*What is being asked*:
Type out all the records word for word. Any pictures are to be left out.

__________

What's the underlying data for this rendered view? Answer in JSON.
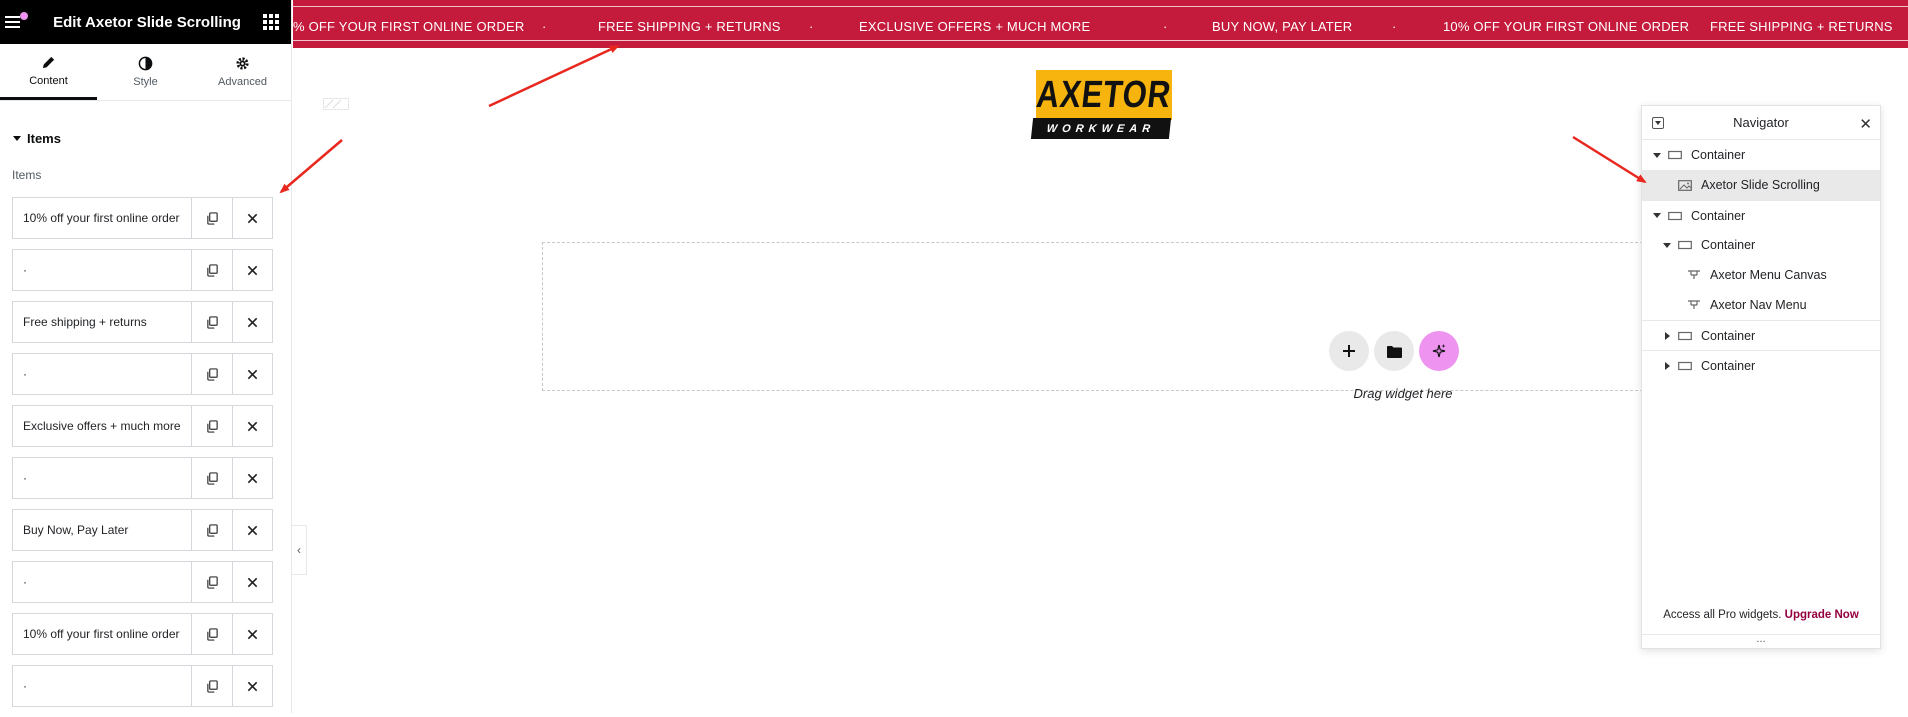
{
  "panel": {
    "title": "Edit Axetor Slide Scrolling",
    "tabs": [
      {
        "label": "Content",
        "icon": "pencil-icon"
      },
      {
        "label": "Style",
        "icon": "half-circle-icon"
      },
      {
        "label": "Advanced",
        "icon": "gear-icon"
      }
    ],
    "section_title": "Items",
    "items_label": "Items",
    "items": [
      "10% off your first online order",
      "·",
      "Free shipping + returns",
      "·",
      "Exclusive offers + much more",
      "·",
      "Buy Now, Pay Later",
      "·",
      "10% off your first online order",
      "·"
    ],
    "collapse_glyph": "‹"
  },
  "marquee": {
    "items": [
      "% OFF YOUR FIRST ONLINE ORDER",
      "·",
      "FREE SHIPPING + RETURNS",
      "·",
      "EXCLUSIVE OFFERS + MUCH MORE",
      "·",
      "BUY NOW, PAY LATER",
      "·",
      "10% OFF YOUR FIRST ONLINE ORDER",
      "·",
      "FREE SHIPPING + RETURNS"
    ],
    "background": "#c41a3b"
  },
  "logo": {
    "top": "AXETOR",
    "bottom": "WORKWEAR"
  },
  "dropzone": {
    "text": "Drag widget here"
  },
  "navigator": {
    "title": "Navigator",
    "items": [
      {
        "label": "Container",
        "caret": "down",
        "icon": "container-icon"
      },
      {
        "label": "Axetor Slide Scrolling",
        "caret": "",
        "icon": "image-icon"
      },
      {
        "label": "Container",
        "caret": "down",
        "icon": "container-icon"
      },
      {
        "label": "Container",
        "caret": "down",
        "icon": "container-icon"
      },
      {
        "label": "Axetor Menu Canvas",
        "caret": "",
        "icon": "widget-icon"
      },
      {
        "label": "Axetor Nav Menu",
        "caret": "",
        "icon": "widget-icon"
      },
      {
        "label": "Container",
        "caret": "right",
        "icon": "container-icon"
      },
      {
        "label": "Container",
        "caret": "right",
        "icon": "container-icon"
      }
    ],
    "footer_text": "Access all Pro widgets.",
    "footer_link": "Upgrade Now",
    "dots": "..."
  },
  "colors": {
    "accent": "#c41a3b",
    "ai": "#ee94f0",
    "annotation": "#e8271e",
    "upgrade": "#93003f"
  }
}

__________

*Written solution*:
What's the underlying data for this rendered view? Answer in JSON.
{
  "panel": {
    "title": "Edit Axetor Slide Scrolling",
    "tabs": [
      {
        "label": "Content",
        "icon": "pencil-icon"
      },
      {
        "label": "Style",
        "icon": "half-circle-icon"
      },
      {
        "label": "Advanced",
        "icon": "gear-icon"
      }
    ],
    "section_title": "Items",
    "items_label": "Items",
    "items": [
      "10% off your first online order",
      "·",
      "Free shipping + returns",
      "·",
      "Exclusive offers + much more",
      "·",
      "Buy Now, Pay Later",
      "·",
      "10% off your first online order",
      "·"
    ],
    "collapse_glyph": "‹"
  },
  "marquee": {
    "items": [
      "% OFF YOUR FIRST ONLINE ORDER",
      "·",
      "FREE SHIPPING + RETURNS",
      "·",
      "EXCLUSIVE OFFERS + MUCH MORE",
      "·",
      "BUY NOW, PAY LATER",
      "·",
      "10% OFF YOUR FIRST ONLINE ORDER",
      "·",
      "FREE SHIPPING + RETURNS"
    ],
    "background": "#c41a3b"
  },
  "logo": {
    "top": "AXETOR",
    "bottom": "WORKWEAR"
  },
  "dropzone": {
    "text": "Drag widget here"
  },
  "navigator": {
    "title": "Navigator",
    "items": [
      {
        "label": "Container",
        "caret": "down",
        "icon": "container-icon"
      },
      {
        "label": "Axetor Slide Scrolling",
        "caret": "",
        "icon": "image-icon"
      },
      {
        "label": "Container",
        "caret": "down",
        "icon": "container-icon"
      },
      {
        "label": "Container",
        "caret": "down",
        "icon": "container-icon"
      },
      {
        "label": "Axetor Menu Canvas",
        "caret": "",
        "icon": "widget-icon"
      },
      {
        "label": "Axetor Nav Menu",
        "caret": "",
        "icon": "widget-icon"
      },
      {
        "label": "Container",
        "caret": "right",
        "icon": "container-icon"
      },
      {
        "label": "Container",
        "caret": "right",
        "icon": "container-icon"
      }
    ],
    "footer_text": "Access all Pro widgets.",
    "footer_link": "Upgrade Now",
    "dots": "..."
  },
  "colors": {
    "accent": "#c41a3b",
    "ai": "#ee94f0",
    "annotation": "#e8271e",
    "upgrade": "#93003f"
  }
}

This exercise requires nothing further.